── SUPPLIED MATERIAL ──

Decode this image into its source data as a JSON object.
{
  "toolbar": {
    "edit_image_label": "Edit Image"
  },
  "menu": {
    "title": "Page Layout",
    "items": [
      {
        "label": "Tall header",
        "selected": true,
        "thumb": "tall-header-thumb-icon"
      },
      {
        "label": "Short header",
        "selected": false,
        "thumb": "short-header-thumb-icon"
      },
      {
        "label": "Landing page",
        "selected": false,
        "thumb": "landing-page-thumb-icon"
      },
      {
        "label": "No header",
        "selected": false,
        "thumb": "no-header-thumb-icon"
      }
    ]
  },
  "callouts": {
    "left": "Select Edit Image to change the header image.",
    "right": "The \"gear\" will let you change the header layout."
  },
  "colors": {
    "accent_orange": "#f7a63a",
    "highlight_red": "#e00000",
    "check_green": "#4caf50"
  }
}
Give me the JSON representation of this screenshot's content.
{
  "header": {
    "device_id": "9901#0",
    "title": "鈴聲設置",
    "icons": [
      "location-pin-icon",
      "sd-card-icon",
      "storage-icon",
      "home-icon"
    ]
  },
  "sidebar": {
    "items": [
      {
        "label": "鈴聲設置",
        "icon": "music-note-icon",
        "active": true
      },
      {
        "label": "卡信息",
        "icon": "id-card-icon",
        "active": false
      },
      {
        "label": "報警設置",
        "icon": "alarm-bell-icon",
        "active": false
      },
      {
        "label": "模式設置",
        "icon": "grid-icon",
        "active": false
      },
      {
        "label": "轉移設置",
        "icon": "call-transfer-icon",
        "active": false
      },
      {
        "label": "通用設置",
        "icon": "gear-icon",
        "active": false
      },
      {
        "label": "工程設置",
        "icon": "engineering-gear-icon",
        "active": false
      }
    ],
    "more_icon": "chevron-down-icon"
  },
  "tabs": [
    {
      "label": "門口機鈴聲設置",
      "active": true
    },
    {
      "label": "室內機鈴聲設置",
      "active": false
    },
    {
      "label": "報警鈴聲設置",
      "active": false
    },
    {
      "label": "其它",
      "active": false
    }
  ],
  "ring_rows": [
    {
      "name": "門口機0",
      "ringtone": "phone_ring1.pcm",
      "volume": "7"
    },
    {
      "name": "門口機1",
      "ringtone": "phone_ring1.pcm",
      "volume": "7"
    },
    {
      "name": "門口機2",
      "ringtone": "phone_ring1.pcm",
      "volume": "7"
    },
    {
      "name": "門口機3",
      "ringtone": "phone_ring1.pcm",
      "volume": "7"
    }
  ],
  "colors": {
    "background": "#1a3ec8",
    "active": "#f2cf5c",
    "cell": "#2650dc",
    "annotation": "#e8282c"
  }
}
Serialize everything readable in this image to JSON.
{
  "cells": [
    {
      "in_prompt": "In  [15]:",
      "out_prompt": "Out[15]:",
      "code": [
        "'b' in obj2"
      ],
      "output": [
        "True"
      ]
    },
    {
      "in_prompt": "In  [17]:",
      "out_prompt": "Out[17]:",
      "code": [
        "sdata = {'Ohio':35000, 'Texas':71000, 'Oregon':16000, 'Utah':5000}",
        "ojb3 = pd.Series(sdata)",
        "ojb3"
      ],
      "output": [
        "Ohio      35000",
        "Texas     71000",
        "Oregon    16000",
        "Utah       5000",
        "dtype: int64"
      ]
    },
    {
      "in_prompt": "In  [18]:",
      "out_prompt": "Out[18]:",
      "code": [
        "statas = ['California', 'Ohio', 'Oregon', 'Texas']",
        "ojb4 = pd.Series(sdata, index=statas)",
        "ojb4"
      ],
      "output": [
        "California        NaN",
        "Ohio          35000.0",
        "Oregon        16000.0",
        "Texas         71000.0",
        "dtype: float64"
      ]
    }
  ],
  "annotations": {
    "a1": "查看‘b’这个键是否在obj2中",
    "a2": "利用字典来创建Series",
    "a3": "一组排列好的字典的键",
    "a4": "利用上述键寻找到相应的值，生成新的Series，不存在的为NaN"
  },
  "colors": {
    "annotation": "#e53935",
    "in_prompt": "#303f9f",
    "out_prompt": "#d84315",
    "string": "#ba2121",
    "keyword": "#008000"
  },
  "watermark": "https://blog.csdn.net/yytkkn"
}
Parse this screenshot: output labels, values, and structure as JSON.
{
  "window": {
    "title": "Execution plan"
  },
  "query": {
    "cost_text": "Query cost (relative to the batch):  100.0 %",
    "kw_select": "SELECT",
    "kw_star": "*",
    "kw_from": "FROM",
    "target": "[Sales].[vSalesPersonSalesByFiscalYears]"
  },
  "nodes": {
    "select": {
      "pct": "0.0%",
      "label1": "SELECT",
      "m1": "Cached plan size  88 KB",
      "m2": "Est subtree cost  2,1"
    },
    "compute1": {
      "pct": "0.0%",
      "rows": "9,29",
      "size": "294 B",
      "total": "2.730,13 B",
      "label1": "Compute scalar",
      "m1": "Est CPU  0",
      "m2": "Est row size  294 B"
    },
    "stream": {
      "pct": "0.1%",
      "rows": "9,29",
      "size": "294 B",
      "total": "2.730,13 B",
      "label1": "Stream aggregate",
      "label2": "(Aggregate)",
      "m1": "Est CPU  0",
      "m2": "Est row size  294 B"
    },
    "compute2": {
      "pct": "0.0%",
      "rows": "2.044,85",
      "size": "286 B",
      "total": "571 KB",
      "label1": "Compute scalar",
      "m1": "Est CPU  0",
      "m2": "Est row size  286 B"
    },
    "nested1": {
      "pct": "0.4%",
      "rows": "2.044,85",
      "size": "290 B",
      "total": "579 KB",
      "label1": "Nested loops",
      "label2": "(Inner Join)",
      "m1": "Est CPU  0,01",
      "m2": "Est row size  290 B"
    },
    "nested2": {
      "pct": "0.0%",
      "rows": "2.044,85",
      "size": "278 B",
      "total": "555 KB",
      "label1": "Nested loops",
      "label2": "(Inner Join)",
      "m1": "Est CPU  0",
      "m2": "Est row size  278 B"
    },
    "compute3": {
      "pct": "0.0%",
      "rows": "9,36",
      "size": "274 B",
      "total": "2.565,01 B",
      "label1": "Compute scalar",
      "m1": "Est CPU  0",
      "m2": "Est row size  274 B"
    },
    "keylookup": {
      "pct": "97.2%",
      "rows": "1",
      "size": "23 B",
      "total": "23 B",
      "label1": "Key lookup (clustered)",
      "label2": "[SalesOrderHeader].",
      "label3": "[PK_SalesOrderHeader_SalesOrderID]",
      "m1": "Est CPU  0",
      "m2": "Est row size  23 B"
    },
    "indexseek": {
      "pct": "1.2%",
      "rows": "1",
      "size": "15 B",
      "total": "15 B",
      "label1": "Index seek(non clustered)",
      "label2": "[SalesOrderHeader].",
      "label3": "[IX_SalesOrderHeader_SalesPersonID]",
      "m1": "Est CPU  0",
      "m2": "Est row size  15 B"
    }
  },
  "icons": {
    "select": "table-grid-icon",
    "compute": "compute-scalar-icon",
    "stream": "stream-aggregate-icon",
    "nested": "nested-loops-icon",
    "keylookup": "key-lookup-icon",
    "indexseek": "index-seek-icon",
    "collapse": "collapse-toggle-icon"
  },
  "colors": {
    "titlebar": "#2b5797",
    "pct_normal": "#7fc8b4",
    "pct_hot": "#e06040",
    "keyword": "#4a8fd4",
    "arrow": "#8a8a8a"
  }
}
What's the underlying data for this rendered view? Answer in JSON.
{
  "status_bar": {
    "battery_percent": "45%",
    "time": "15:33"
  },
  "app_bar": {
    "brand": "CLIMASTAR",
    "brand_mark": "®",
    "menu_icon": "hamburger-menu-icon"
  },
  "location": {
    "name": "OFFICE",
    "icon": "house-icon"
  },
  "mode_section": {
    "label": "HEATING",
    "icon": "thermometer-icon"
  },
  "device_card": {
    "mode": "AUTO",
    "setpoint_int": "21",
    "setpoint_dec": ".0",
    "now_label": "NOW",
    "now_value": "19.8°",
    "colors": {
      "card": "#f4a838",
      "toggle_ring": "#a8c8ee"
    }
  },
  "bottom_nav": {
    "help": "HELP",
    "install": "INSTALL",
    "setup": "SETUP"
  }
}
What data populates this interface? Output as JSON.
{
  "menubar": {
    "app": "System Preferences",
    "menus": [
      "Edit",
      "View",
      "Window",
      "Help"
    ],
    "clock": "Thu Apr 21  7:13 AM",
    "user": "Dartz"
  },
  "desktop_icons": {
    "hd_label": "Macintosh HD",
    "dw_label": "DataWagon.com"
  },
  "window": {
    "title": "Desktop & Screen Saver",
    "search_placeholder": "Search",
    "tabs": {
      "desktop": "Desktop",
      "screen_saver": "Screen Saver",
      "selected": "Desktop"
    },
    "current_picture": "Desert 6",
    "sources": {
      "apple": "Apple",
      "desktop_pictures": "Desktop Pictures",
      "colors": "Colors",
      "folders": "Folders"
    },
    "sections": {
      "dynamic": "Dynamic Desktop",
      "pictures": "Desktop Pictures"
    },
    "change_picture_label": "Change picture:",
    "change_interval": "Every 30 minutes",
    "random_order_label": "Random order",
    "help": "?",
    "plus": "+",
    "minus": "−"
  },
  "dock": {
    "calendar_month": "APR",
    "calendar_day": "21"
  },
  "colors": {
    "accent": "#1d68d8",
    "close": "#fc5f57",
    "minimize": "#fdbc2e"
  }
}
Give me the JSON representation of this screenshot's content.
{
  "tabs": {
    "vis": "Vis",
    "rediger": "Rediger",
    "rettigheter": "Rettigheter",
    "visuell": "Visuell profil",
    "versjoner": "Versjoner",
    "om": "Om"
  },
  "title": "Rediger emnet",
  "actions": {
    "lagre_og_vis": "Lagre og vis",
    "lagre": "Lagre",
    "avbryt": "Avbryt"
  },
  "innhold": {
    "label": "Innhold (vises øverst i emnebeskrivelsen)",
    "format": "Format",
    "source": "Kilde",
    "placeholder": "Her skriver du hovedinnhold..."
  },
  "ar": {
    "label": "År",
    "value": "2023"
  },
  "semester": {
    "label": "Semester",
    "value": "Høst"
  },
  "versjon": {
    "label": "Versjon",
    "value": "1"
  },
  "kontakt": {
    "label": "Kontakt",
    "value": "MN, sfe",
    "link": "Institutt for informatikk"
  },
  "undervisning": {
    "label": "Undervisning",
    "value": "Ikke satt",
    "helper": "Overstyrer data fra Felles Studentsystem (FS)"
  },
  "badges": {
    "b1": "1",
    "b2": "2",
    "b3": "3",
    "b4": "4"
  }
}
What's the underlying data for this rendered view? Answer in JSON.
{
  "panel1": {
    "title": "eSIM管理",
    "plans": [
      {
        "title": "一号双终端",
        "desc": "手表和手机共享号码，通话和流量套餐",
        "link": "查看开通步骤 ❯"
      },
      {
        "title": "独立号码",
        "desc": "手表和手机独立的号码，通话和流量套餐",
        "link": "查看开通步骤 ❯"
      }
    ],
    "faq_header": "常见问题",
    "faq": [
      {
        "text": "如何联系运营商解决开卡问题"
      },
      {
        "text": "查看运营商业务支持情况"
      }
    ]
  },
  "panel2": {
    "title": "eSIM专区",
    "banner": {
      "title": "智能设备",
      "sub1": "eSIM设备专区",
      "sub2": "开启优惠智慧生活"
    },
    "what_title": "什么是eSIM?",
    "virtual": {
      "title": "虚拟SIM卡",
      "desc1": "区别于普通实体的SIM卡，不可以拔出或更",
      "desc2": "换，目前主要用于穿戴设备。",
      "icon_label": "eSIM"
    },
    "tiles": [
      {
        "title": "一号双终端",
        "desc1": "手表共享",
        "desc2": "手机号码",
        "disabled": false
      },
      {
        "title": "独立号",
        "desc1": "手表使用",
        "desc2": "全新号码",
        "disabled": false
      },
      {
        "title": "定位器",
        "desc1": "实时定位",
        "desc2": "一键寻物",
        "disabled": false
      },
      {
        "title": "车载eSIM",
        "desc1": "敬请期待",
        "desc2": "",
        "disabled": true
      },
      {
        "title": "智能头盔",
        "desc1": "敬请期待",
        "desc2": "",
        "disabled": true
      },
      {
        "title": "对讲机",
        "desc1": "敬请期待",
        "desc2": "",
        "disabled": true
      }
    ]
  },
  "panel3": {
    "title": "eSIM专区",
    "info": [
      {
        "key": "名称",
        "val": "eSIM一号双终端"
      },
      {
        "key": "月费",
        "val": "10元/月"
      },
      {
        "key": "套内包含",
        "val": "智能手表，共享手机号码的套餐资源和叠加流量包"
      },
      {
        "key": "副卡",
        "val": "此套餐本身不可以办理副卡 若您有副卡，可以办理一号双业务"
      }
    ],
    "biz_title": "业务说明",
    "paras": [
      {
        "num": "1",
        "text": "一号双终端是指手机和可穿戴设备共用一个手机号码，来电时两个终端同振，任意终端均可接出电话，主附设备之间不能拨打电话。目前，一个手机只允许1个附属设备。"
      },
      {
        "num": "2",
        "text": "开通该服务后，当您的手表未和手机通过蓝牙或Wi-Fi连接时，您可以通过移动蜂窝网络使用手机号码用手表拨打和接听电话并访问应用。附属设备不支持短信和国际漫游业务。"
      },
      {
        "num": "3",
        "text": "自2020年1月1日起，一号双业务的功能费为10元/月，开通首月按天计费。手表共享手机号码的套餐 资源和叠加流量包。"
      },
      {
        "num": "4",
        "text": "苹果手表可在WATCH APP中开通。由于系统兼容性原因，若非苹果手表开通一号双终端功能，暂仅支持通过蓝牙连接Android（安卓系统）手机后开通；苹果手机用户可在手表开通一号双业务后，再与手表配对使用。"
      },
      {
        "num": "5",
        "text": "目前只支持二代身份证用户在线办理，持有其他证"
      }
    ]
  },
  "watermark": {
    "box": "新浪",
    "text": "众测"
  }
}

───

#### SET PROBLEM
Reply with nothing except the number of lines in the listing above that include "watermark".

#### RESULT
2